TASK DESCRIPTION
Gather each line of the entries below that includes "name".

-- begin GIVEN RECORDS --

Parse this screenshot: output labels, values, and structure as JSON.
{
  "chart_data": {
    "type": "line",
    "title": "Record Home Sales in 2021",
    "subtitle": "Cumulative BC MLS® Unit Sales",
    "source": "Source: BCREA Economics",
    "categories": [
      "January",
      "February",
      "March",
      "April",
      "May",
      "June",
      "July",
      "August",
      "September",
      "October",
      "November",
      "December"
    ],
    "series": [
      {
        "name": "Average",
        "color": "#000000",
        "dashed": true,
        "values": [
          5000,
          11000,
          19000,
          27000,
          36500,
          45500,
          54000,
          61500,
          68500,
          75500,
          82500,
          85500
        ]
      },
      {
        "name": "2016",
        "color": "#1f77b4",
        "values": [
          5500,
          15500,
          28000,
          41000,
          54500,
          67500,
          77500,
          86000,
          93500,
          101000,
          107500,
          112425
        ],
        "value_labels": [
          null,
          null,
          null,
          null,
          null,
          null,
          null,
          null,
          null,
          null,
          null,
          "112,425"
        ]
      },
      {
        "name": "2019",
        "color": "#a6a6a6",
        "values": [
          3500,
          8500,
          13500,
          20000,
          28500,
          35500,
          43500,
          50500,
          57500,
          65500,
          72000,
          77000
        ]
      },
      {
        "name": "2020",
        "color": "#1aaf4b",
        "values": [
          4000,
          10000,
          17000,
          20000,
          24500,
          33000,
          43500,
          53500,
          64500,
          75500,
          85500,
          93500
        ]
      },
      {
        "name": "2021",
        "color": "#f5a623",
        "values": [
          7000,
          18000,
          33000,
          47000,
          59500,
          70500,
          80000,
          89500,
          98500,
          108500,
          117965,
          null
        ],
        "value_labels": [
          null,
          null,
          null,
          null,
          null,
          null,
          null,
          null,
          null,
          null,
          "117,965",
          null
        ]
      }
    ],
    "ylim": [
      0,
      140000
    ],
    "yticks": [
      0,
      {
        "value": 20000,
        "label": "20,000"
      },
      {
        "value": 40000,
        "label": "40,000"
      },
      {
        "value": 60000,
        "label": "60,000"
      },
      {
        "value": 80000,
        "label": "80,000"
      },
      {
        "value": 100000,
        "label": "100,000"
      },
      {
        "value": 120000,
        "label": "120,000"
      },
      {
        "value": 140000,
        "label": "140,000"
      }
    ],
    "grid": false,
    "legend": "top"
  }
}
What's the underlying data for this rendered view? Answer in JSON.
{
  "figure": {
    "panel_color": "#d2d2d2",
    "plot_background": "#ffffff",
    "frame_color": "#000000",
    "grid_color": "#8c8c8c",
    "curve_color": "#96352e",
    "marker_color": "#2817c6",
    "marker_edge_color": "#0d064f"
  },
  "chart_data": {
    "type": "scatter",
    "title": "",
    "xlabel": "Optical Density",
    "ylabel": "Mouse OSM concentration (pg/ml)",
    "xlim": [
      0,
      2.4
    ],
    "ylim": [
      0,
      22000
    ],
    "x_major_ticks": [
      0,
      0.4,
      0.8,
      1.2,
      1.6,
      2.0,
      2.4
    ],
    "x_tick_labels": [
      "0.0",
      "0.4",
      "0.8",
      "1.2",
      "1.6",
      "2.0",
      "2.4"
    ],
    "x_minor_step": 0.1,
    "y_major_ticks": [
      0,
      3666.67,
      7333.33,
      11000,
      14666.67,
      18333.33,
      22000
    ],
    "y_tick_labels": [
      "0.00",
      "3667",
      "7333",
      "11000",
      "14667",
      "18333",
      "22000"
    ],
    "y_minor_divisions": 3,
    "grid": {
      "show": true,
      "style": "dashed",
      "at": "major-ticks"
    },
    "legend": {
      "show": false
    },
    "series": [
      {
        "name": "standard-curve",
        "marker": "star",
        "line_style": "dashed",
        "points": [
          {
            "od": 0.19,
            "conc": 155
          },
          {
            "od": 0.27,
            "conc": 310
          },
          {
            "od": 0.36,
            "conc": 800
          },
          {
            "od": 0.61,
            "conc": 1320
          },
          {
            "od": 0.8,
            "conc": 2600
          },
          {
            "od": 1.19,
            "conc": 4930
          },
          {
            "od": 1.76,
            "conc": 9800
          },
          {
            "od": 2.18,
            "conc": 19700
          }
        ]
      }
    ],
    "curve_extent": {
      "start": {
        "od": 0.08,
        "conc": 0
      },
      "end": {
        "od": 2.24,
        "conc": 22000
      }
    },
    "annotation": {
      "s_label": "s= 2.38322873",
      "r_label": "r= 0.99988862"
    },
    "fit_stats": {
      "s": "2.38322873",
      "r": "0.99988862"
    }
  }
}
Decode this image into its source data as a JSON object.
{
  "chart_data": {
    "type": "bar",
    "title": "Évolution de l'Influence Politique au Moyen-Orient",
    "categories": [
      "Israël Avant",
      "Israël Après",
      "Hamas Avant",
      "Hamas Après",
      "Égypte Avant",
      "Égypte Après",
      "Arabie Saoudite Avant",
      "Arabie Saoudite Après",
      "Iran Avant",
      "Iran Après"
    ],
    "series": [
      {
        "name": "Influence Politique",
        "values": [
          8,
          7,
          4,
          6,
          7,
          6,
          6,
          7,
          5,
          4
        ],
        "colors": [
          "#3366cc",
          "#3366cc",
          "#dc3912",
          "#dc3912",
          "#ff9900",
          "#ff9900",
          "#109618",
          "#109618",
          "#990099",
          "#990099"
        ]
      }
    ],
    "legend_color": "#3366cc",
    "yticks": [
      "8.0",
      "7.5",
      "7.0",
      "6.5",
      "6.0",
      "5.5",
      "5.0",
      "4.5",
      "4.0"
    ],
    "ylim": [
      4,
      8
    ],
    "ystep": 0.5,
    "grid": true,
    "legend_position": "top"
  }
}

-- end GIVEN RECORDS --

TASK ANSWER
        "name": "Average",
        "name": "2016",
        "name": "2019",
        "name": "2020",
        "name": "2021",
        "name": "standard-curve",
        "name": "Influence Politique",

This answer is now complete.